(Exercise description):
Work out how many lines hold the string "System". Give that number and nothing more.
________________
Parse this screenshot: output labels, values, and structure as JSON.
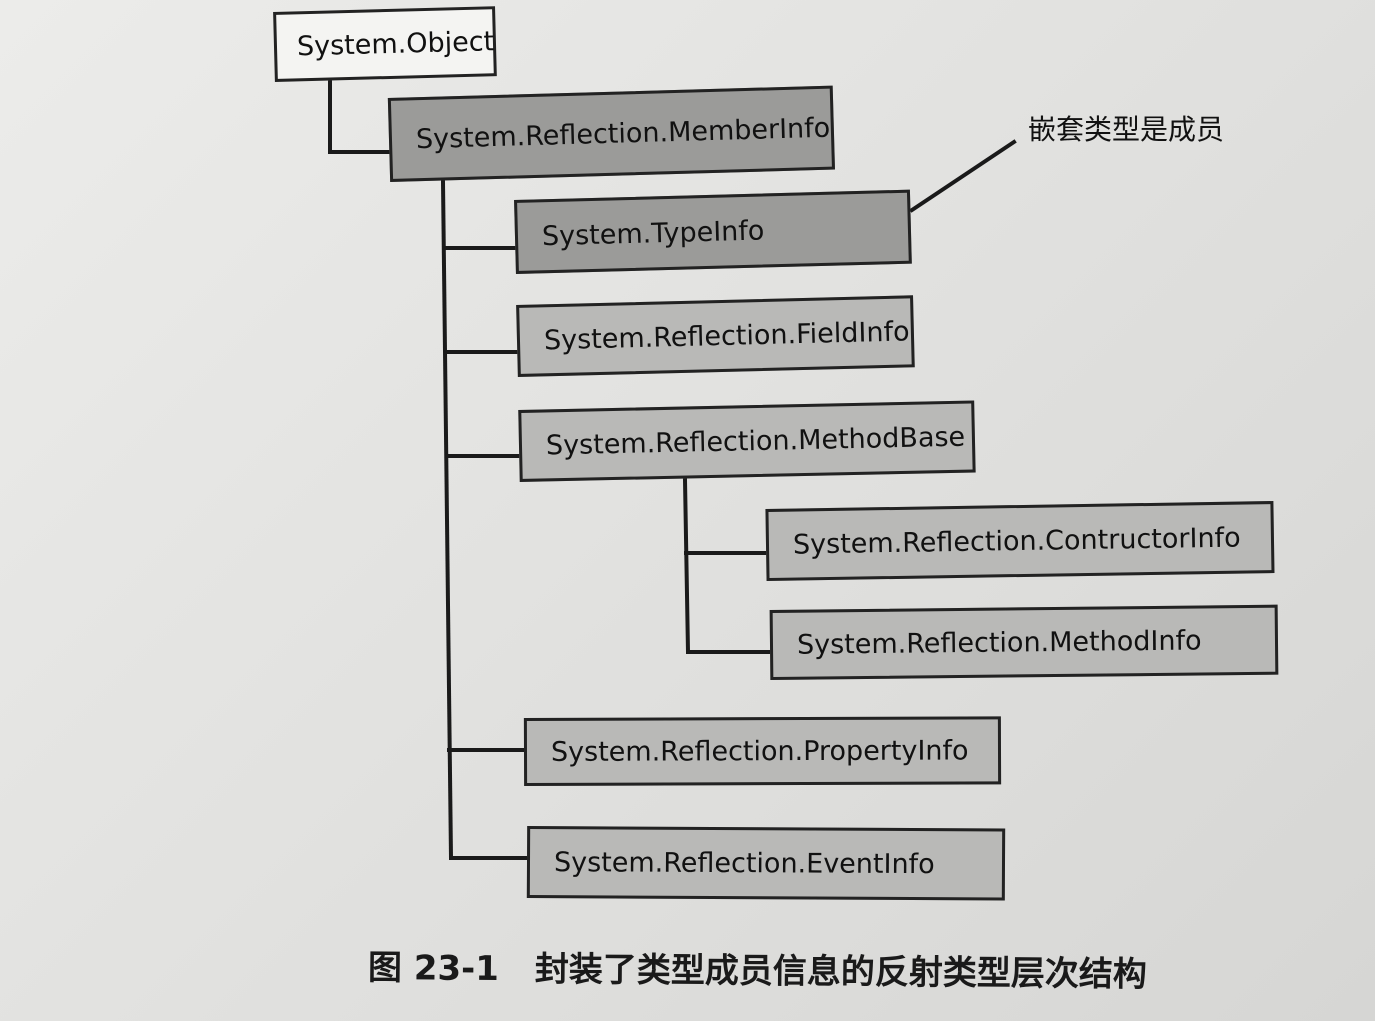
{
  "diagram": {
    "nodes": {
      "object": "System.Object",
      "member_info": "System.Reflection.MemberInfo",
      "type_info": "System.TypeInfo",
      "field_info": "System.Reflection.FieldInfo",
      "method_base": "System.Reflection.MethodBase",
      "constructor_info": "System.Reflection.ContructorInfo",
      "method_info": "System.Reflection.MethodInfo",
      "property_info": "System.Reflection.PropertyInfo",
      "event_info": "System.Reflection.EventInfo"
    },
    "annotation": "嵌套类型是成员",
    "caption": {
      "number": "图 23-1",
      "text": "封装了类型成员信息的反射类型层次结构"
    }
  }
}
________________
(Final result):
9